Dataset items
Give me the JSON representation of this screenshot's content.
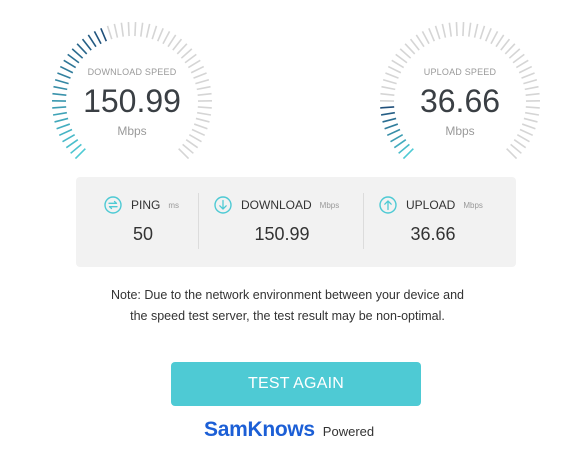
{
  "download_gauge": {
    "label": "DOWNLOAD SPEED",
    "value": "150.99",
    "unit": "Mbps",
    "fill_fraction": 0.43
  },
  "upload_gauge": {
    "label": "UPLOAD SPEED",
    "value": "36.66",
    "unit": "Mbps",
    "fill_fraction": 0.17
  },
  "stats": {
    "ping": {
      "label": "PING",
      "unit": "ms",
      "value": "50"
    },
    "download": {
      "label": "DOWNLOAD",
      "unit": "Mbps",
      "value": "150.99"
    },
    "upload": {
      "label": "UPLOAD",
      "unit": "Mbps",
      "value": "36.66"
    }
  },
  "note": {
    "line1": "Note: Due to the network environment between your device and",
    "line2": "the speed test server, the test result may be non-optimal."
  },
  "button": {
    "label": "TEST AGAIN"
  },
  "brand": {
    "logo": "SamKnows",
    "powered": "Powered"
  },
  "colors": {
    "accent": "#4ecad4",
    "gauge_dark": "#1f4f7a",
    "gauge_inactive": "#d5d5d5",
    "brand": "#1c5fd6"
  },
  "icons": {
    "ping": "ping-arrows-icon",
    "download": "download-arrow-icon",
    "upload": "upload-arrow-icon"
  }
}
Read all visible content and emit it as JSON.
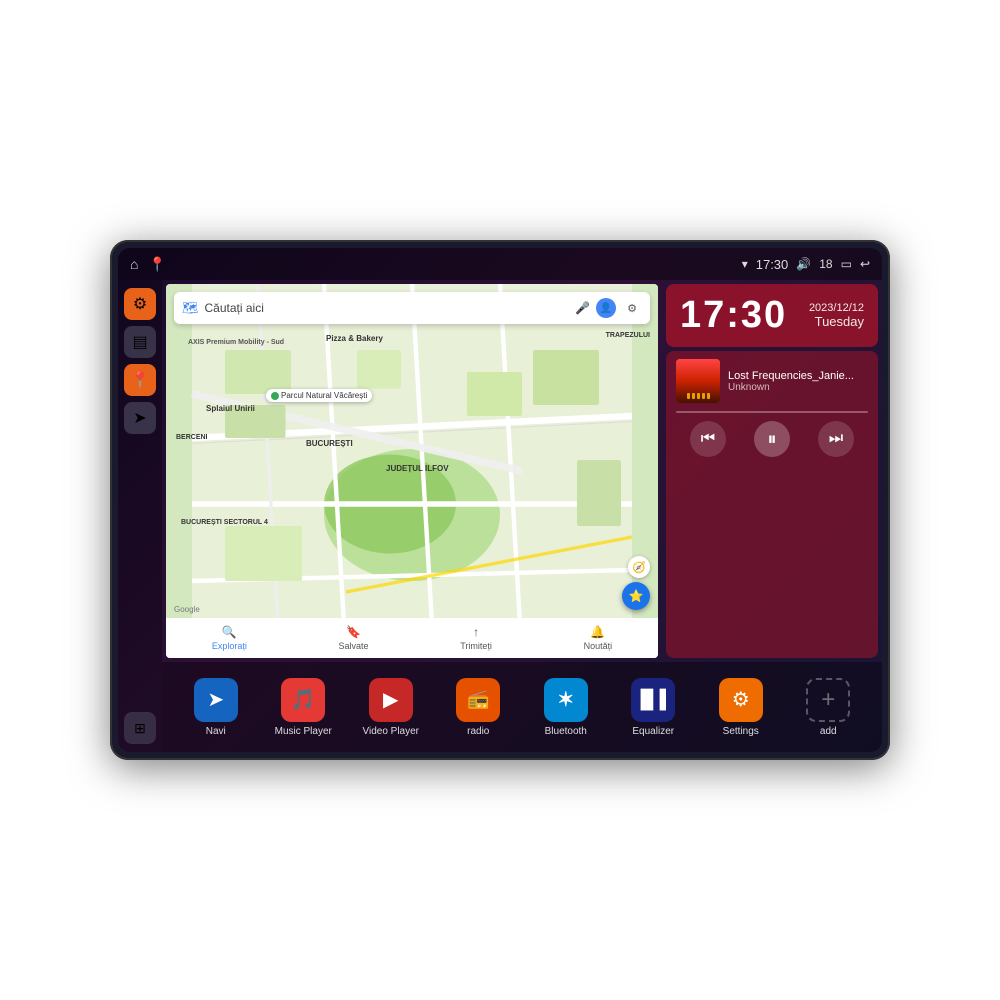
{
  "device": {
    "status_bar": {
      "left_icons": [
        "home",
        "location"
      ],
      "wifi_icon": "▾",
      "time": "17:30",
      "volume_icon": "🔊",
      "battery_level": "18",
      "battery_icon": "▭",
      "back_icon": "↩"
    }
  },
  "sidebar": {
    "settings_label": "⚙",
    "files_label": "▤",
    "maps_label": "📍",
    "navigation_label": "➤",
    "grid_label": "⊞"
  },
  "map": {
    "search_placeholder": "Căutați aici",
    "location_label": "Parcul Natural Văcărești",
    "axis_label": "AXIS Premium Mobility - Sud",
    "pizza_label": "Pizza & Bakery",
    "trapezul_label": "TRAPEZULUI",
    "berceni_label": "BERCENI",
    "bucuresti_label": "BUCUREȘTI",
    "sectorul4_label": "BUCUREȘTI SECTORUL 4",
    "judetul_label": "JUDEȚUL ILFOV",
    "splaiul_label": "Splaiul Unirii",
    "nav_items": [
      {
        "icon": "🔍",
        "label": "Explorați",
        "active": true
      },
      {
        "icon": "🔖",
        "label": "Salvate",
        "active": false
      },
      {
        "icon": "⬆",
        "label": "Trimiteți",
        "active": false
      },
      {
        "icon": "🔔",
        "label": "Noutăți",
        "active": false
      }
    ]
  },
  "clock": {
    "time": "17:30",
    "date": "2023/12/12",
    "weekday": "Tuesday"
  },
  "music": {
    "title": "Lost Frequencies_Janie...",
    "artist": "Unknown",
    "controls": {
      "prev": "⏮",
      "play": "⏸",
      "next": "⏭"
    }
  },
  "apps": [
    {
      "id": "navi",
      "icon": "➤",
      "label": "Navi",
      "color": "blue"
    },
    {
      "id": "music-player",
      "icon": "🎵",
      "label": "Music Player",
      "color": "red"
    },
    {
      "id": "video-player",
      "icon": "▶",
      "label": "Video Player",
      "color": "purple-red"
    },
    {
      "id": "radio",
      "icon": "📻",
      "label": "radio",
      "color": "orange"
    },
    {
      "id": "bluetooth",
      "icon": "✶",
      "label": "Bluetooth",
      "color": "blue-light"
    },
    {
      "id": "equalizer",
      "icon": "≡",
      "label": "Equalizer",
      "color": "dark-blue"
    },
    {
      "id": "settings",
      "icon": "⚙",
      "label": "Settings",
      "color": "orange2"
    },
    {
      "id": "add",
      "icon": "+",
      "label": "add",
      "color": "outlined"
    }
  ]
}
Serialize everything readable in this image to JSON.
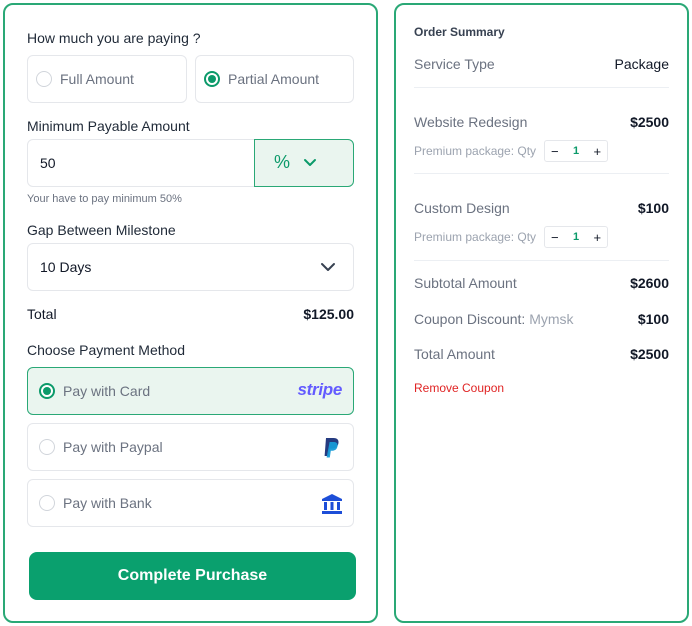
{
  "checkout": {
    "paying_question": "How much you are paying ?",
    "payment_options": [
      {
        "label": "Full Amount",
        "selected": false
      },
      {
        "label": "Partial Amount",
        "selected": true
      }
    ],
    "min_payable_label": "Minimum Payable Amount",
    "min_payable_value": "50",
    "unit_symbol": "%",
    "min_hint": "Your have to pay minimum 50%",
    "gap_label": "Gap Between Milestone",
    "gap_value": "10 Days",
    "total_label": "Total",
    "total_value": "$125.00",
    "method_label": "Choose Payment Method",
    "methods": [
      {
        "label": "Pay with Card",
        "brand": "stripe",
        "icon": "stripe-logo",
        "selected": true
      },
      {
        "label": "Pay with Paypal",
        "icon": "paypal-icon",
        "selected": false
      },
      {
        "label": "Pay with Bank",
        "icon": "bank-icon",
        "selected": false
      }
    ],
    "complete_button": "Complete Purchase"
  },
  "summary": {
    "title": "Order Summary",
    "service_type_label": "Service Type",
    "service_type_value": "Package",
    "items": [
      {
        "name": "Website Redesign",
        "price": "$2500",
        "sub_label": "Premium package: Qty",
        "qty": "1"
      },
      {
        "name": "Custom Design",
        "price": "$100",
        "sub_label": "Premium package: Qty",
        "qty": "1"
      }
    ],
    "subtotal_label": "Subtotal Amount",
    "subtotal_value": "$2600",
    "coupon_label": "Coupon Discount:",
    "coupon_code": "Mymsk",
    "coupon_value": "$100",
    "total_label": "Total Amount",
    "total_value": "$2500",
    "remove_coupon": "Remove Coupon"
  },
  "colors": {
    "accent": "#0aa06e",
    "panel_border": "#2aa876",
    "danger": "#e02424",
    "stripe": "#635bff",
    "paypal_dark": "#253b80",
    "paypal_light": "#179bd7",
    "bank": "#1d4ed8"
  }
}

Task objective ▸ Set down every entry word for word, but omit the pictures.

Correct result ▸
Give me the JSON representation of this screenshot's content.
{
  "download_gauge": {
    "label": "DOWNLOAD SPEED",
    "value": "150.99",
    "unit": "Mbps",
    "fill_fraction": 0.43
  },
  "upload_gauge": {
    "label": "UPLOAD SPEED",
    "value": "36.66",
    "unit": "Mbps",
    "fill_fraction": 0.17
  },
  "stats": {
    "ping": {
      "label": "PING",
      "unit": "ms",
      "value": "50"
    },
    "download": {
      "label": "DOWNLOAD",
      "unit": "Mbps",
      "value": "150.99"
    },
    "upload": {
      "label": "UPLOAD",
      "unit": "Mbps",
      "value": "36.66"
    }
  },
  "note": {
    "line1": "Note: Due to the network environment between your device and",
    "line2": "the speed test server, the test result may be non-optimal."
  },
  "button": {
    "label": "TEST AGAIN"
  },
  "brand": {
    "logo": "SamKnows",
    "powered": "Powered"
  },
  "colors": {
    "accent": "#4ecad4",
    "gauge_dark": "#1f4f7a",
    "gauge_inactive": "#d5d5d5",
    "brand": "#1c5fd6"
  },
  "icons": {
    "ping": "ping-arrows-icon",
    "download": "download-arrow-icon",
    "upload": "upload-arrow-icon"
  }
}
Read all visible content and emit it as JSON.
{
  "device": {
    "status_bar": {
      "left_icons": [
        "home",
        "location"
      ],
      "wifi_icon": "▾",
      "time": "17:30",
      "volume_icon": "🔊",
      "battery_level": "18",
      "battery_icon": "▭",
      "back_icon": "↩"
    }
  },
  "sidebar": {
    "settings_label": "⚙",
    "files_label": "▤",
    "maps_label": "📍",
    "navigation_label": "➤",
    "grid_label": "⊞"
  },
  "map": {
    "search_placeholder": "Căutați aici",
    "location_label": "Parcul Natural Văcărești",
    "axis_label": "AXIS Premium Mobility - Sud",
    "pizza_label": "Pizza & Bakery",
    "trapezul_label": "TRAPEZULUI",
    "berceni_label": "BERCENI",
    "bucuresti_label": "BUCUREȘTI",
    "sectorul4_label": "BUCUREȘTI SECTORUL 4",
    "judetul_label": "JUDEȚUL ILFOV",
    "splaiul_label": "Splaiul Unirii",
    "nav_items": [
      {
        "icon": "🔍",
        "label": "Explorați",
        "active": true
      },
      {
        "icon": "🔖",
        "label": "Salvate",
        "active": false
      },
      {
        "icon": "⬆",
        "label": "Trimiteți",
        "active": false
      },
      {
        "icon": "🔔",
        "label": "Noutăți",
        "active": false
      }
    ]
  },
  "clock": {
    "time": "17:30",
    "date": "2023/12/12",
    "weekday": "Tuesday"
  },
  "music": {
    "title": "Lost Frequencies_Janie...",
    "artist": "Unknown",
    "controls": {
      "prev": "⏮",
      "play": "⏸",
      "next": "⏭"
    }
  },
  "apps": [
    {
      "id": "navi",
      "icon": "➤",
      "label": "Navi",
      "color": "blue"
    },
    {
      "id": "music-player",
      "icon": "🎵",
      "label": "Music Player",
      "color": "red"
    },
    {
      "id": "video-player",
      "icon": "▶",
      "label": "Video Player",
      "color": "purple-red"
    },
    {
      "id": "radio",
      "icon": "📻",
      "label": "radio",
      "color": "orange"
    },
    {
      "id": "bluetooth",
      "icon": "✶",
      "label": "Bluetooth",
      "color": "blue-light"
    },
    {
      "id": "equalizer",
      "icon": "≡",
      "label": "Equalizer",
      "color": "dark-blue"
    },
    {
      "id": "settings",
      "icon": "⚙",
      "label": "Settings",
      "color": "orange2"
    },
    {
      "id": "add",
      "icon": "+",
      "label": "add",
      "color": "outlined"
    }
  ]
}
Serialize everything readable in this image to JSON.
{
  "checkout": {
    "paying_question": "How much you are paying ?",
    "payment_options": [
      {
        "label": "Full Amount",
        "selected": false
      },
      {
        "label": "Partial Amount",
        "selected": true
      }
    ],
    "min_payable_label": "Minimum Payable Amount",
    "min_payable_value": "50",
    "unit_symbol": "%",
    "min_hint": "Your have to pay minimum 50%",
    "gap_label": "Gap Between Milestone",
    "gap_value": "10 Days",
    "total_label": "Total",
    "total_value": "$125.00",
    "method_label": "Choose Payment Method",
    "methods": [
      {
        "label": "Pay with Card",
        "brand": "stripe",
        "icon": "stripe-logo",
        "selected": true
      },
      {
        "label": "Pay with Paypal",
        "icon": "paypal-icon",
        "selected": false
      },
      {
        "label": "Pay with Bank",
        "icon": "bank-icon",
        "selected": false
      }
    ],
    "complete_button": "Complete Purchase"
  },
  "summary": {
    "title": "Order Summary",
    "service_type_label": "Service Type",
    "service_type_value": "Package",
    "items": [
      {
        "name": "Website Redesign",
        "price": "$2500",
        "sub_label": "Premium package: Qty",
        "qty": "1"
      },
      {
        "name": "Custom Design",
        "price": "$100",
        "sub_label": "Premium package: Qty",
        "qty": "1"
      }
    ],
    "subtotal_label": "Subtotal Amount",
    "subtotal_value": "$2600",
    "coupon_label": "Coupon Discount:",
    "coupon_code": "Mymsk",
    "coupon_value": "$100",
    "total_label": "Total Amount",
    "total_value": "$2500",
    "remove_coupon": "Remove Coupon"
  },
  "colors": {
    "accent": "#0aa06e",
    "panel_border": "#2aa876",
    "danger": "#e02424",
    "stripe": "#635bff",
    "paypal_dark": "#253b80",
    "paypal_light": "#179bd7",
    "bank": "#1d4ed8"
  }
}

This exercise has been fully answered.